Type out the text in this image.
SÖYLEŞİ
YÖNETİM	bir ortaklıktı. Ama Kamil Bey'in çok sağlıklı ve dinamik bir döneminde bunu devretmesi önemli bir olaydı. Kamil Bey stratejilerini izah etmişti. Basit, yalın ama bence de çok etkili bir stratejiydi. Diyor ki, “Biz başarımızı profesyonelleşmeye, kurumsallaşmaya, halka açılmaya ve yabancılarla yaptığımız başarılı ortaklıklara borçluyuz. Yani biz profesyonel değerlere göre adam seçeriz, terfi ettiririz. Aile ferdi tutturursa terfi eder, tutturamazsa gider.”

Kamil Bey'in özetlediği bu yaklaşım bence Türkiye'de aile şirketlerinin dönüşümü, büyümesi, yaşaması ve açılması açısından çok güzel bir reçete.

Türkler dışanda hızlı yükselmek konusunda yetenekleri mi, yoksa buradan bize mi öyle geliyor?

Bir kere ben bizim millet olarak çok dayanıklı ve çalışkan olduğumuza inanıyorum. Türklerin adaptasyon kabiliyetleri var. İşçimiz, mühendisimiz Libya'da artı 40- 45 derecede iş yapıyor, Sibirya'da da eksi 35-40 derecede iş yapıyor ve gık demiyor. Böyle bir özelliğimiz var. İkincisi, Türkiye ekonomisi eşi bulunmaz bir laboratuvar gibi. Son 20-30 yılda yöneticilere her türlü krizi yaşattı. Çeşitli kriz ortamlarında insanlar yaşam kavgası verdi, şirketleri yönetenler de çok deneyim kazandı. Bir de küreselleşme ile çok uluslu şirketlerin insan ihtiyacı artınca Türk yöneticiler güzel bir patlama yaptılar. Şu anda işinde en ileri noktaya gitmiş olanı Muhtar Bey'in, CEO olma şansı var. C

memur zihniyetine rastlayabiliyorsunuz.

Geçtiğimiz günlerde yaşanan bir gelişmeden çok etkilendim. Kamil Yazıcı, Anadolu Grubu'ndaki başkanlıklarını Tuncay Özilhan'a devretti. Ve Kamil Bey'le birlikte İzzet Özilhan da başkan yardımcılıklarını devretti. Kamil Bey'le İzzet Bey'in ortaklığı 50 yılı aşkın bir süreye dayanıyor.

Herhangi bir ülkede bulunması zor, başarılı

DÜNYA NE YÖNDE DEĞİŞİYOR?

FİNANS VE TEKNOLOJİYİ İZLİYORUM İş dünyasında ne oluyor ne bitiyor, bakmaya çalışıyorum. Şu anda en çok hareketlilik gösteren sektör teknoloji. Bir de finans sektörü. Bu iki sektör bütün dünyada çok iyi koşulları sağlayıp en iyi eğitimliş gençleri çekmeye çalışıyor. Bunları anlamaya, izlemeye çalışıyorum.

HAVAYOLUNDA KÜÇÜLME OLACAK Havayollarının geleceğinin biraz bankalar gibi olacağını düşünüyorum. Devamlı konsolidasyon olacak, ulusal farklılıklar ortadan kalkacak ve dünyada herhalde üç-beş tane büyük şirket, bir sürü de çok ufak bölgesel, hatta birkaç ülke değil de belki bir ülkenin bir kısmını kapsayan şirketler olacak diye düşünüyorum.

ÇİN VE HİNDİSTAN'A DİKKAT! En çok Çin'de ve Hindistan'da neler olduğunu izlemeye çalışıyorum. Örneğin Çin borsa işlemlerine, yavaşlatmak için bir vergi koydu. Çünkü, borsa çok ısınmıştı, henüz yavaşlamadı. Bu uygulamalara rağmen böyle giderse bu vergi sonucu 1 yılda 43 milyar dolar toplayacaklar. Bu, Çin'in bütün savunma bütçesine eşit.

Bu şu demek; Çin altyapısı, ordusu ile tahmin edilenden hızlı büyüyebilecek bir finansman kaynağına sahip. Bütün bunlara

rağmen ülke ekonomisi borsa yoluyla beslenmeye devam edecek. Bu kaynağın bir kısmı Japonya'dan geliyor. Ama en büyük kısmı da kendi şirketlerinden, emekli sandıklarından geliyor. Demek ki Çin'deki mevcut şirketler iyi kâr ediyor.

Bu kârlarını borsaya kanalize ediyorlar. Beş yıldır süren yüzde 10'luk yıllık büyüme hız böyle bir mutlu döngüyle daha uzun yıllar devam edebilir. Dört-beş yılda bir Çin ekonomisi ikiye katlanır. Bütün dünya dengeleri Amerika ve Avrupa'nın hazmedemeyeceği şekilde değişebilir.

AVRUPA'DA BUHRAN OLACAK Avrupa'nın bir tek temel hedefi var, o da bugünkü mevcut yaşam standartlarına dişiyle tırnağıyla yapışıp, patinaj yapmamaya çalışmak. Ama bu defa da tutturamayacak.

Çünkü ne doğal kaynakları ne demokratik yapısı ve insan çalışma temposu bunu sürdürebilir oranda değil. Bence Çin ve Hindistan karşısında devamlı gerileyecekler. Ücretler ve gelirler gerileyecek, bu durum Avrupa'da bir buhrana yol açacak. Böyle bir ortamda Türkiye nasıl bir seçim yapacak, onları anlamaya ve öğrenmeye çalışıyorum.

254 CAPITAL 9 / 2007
• • •
▶ [INSTRUCTIONS FOR THE TASK] Only the number is wanted: how many lines in the entries above contain the word "anlamaya"?

▶ [SOLUTION TO THE EXERCISE] 2